>>>>>
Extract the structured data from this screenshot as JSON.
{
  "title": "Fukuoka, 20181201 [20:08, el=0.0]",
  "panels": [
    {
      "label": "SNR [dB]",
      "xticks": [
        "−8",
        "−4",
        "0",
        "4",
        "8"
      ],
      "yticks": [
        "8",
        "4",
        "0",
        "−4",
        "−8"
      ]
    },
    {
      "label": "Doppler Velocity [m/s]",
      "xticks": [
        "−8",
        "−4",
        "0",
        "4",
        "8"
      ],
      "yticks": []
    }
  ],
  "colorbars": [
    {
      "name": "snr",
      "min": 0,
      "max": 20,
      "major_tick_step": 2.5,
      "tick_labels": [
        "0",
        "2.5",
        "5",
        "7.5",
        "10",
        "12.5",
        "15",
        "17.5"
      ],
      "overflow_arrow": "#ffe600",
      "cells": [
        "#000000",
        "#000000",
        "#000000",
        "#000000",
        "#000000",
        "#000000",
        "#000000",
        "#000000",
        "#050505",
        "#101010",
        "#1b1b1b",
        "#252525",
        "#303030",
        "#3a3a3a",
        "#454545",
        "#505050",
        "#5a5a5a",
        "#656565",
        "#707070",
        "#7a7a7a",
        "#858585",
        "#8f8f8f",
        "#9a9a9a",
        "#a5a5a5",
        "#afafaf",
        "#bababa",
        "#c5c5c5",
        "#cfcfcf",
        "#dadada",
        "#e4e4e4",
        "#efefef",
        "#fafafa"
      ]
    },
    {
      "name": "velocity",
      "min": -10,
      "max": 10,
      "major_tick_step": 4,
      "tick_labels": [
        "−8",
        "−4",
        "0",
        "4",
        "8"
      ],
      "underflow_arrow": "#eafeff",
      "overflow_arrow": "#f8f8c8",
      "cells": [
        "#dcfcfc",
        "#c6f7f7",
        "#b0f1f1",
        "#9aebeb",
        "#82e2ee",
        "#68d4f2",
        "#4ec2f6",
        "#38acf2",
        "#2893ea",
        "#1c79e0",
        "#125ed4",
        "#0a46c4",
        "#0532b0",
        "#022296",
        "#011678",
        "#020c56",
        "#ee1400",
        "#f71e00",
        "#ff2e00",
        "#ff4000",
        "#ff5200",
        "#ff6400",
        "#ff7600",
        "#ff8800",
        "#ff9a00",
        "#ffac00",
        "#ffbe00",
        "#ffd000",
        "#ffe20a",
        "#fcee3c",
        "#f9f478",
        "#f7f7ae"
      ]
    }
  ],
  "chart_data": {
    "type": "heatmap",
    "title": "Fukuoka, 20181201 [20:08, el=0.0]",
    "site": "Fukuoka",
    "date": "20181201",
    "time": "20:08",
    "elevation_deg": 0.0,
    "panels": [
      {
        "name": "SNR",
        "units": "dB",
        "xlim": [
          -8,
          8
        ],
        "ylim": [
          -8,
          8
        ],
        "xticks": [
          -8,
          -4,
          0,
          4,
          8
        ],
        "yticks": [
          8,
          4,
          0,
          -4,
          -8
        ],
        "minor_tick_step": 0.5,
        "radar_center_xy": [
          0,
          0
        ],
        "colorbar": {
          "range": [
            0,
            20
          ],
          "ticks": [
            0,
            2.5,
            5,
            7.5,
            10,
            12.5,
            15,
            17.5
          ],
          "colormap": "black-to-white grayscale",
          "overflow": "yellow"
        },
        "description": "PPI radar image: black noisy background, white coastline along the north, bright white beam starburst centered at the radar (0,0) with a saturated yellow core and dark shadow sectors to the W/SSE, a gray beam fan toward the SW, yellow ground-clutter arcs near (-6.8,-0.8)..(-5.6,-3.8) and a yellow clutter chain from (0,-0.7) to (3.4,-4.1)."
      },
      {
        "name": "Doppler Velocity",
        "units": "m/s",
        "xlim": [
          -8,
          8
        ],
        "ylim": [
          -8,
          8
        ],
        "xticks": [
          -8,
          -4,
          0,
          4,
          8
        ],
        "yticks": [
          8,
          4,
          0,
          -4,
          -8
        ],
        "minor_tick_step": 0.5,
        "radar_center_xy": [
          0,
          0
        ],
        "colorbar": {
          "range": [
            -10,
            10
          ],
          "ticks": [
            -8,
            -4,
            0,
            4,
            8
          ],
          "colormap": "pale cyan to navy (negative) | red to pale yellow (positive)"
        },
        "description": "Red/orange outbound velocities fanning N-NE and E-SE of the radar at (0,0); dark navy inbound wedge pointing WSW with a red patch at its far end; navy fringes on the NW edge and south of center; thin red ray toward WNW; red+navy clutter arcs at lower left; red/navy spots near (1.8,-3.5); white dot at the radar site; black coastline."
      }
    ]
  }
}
<<<<<
Give the records above again, word for word.

• **CORRECT RESULT**:
Extract the structured data from this screenshot as JSON.
{
  "title": "Fukuoka, 20181201 [20:08, el=0.0]",
  "panels": [
    {
      "label": "SNR [dB]",
      "xticks": [
        "−8",
        "−4",
        "0",
        "4",
        "8"
      ],
      "yticks": [
        "8",
        "4",
        "0",
        "−4",
        "−8"
      ]
    },
    {
      "label": "Doppler Velocity [m/s]",
      "xticks": [
        "−8",
        "−4",
        "0",
        "4",
        "8"
      ],
      "yticks": []
    }
  ],
  "colorbars": [
    {
      "name": "snr",
      "min": 0,
      "max": 20,
      "major_tick_step": 2.5,
      "tick_labels": [
        "0",
        "2.5",
        "5",
        "7.5",
        "10",
        "12.5",
        "15",
        "17.5"
      ],
      "overflow_arrow": "#ffe600",
      "cells": [
        "#000000",
        "#000000",
        "#000000",
        "#000000",
        "#000000",
        "#000000",
        "#000000",
        "#000000",
        "#050505",
        "#101010",
        "#1b1b1b",
        "#252525",
        "#303030",
        "#3a3a3a",
        "#454545",
        "#505050",
        "#5a5a5a",
        "#656565",
        "#707070",
        "#7a7a7a",
        "#858585",
        "#8f8f8f",
        "#9a9a9a",
        "#a5a5a5",
        "#afafaf",
        "#bababa",
        "#c5c5c5",
        "#cfcfcf",
        "#dadada",
        "#e4e4e4",
        "#efefef",
        "#fafafa"
      ]
    },
    {
      "name": "velocity",
      "min": -10,
      "max": 10,
      "major_tick_step": 4,
      "tick_labels": [
        "−8",
        "−4",
        "0",
        "4",
        "8"
      ],
      "underflow_arrow": "#eafeff",
      "overflow_arrow": "#f8f8c8",
      "cells": [
        "#dcfcfc",
        "#c6f7f7",
        "#b0f1f1",
        "#9aebeb",
        "#82e2ee",
        "#68d4f2",
        "#4ec2f6",
        "#38acf2",
        "#2893ea",
        "#1c79e0",
        "#125ed4",
        "#0a46c4",
        "#0532b0",
        "#022296",
        "#011678",
        "#020c56",
        "#ee1400",
        "#f71e00",
        "#ff2e00",
        "#ff4000",
        "#ff5200",
        "#ff6400",
        "#ff7600",
        "#ff8800",
        "#ff9a00",
        "#ffac00",
        "#ffbe00",
        "#ffd000",
        "#ffe20a",
        "#fcee3c",
        "#f9f478",
        "#f7f7ae"
      ]
    }
  ],
  "chart_data": {
    "type": "heatmap",
    "title": "Fukuoka, 20181201 [20:08, el=0.0]",
    "site": "Fukuoka",
    "date": "20181201",
    "time": "20:08",
    "elevation_deg": 0.0,
    "panels": [
      {
        "name": "SNR",
        "units": "dB",
        "xlim": [
          -8,
          8
        ],
        "ylim": [
          -8,
          8
        ],
        "xticks": [
          -8,
          -4,
          0,
          4,
          8
        ],
        "yticks": [
          8,
          4,
          0,
          -4,
          -8
        ],
        "minor_tick_step": 0.5,
        "radar_center_xy": [
          0,
          0
        ],
        "colorbar": {
          "range": [
            0,
            20
          ],
          "ticks": [
            0,
            2.5,
            5,
            7.5,
            10,
            12.5,
            15,
            17.5
          ],
          "colormap": "black-to-white grayscale",
          "overflow": "yellow"
        },
        "description": "PPI radar image: black noisy background, white coastline along the north, bright white beam starburst centered at the radar (0,0) with a saturated yellow core and dark shadow sectors to the W/SSE, a gray beam fan toward the SW, yellow ground-clutter arcs near (-6.8,-0.8)..(-5.6,-3.8) and a yellow clutter chain from (0,-0.7) to (3.4,-4.1)."
      },
      {
        "name": "Doppler Velocity",
        "units": "m/s",
        "xlim": [
          -8,
          8
        ],
        "ylim": [
          -8,
          8
        ],
        "xticks": [
          -8,
          -4,
          0,
          4,
          8
        ],
        "yticks": [
          8,
          4,
          0,
          -4,
          -8
        ],
        "minor_tick_step": 0.5,
        "radar_center_xy": [
          0,
          0
        ],
        "colorbar": {
          "range": [
            -10,
            10
          ],
          "ticks": [
            -8,
            -4,
            0,
            4,
            8
          ],
          "colormap": "pale cyan to navy (negative) | red to pale yellow (positive)"
        },
        "description": "Red/orange outbound velocities fanning N-NE and E-SE of the radar at (0,0); dark navy inbound wedge pointing WSW with a red patch at its far end; navy fringes on the NW edge and south of center; thin red ray toward WNW; red+navy clutter arcs at lower left; red/navy spots near (1.8,-3.5); white dot at the radar site; black coastline."
      }
    ]
  }
}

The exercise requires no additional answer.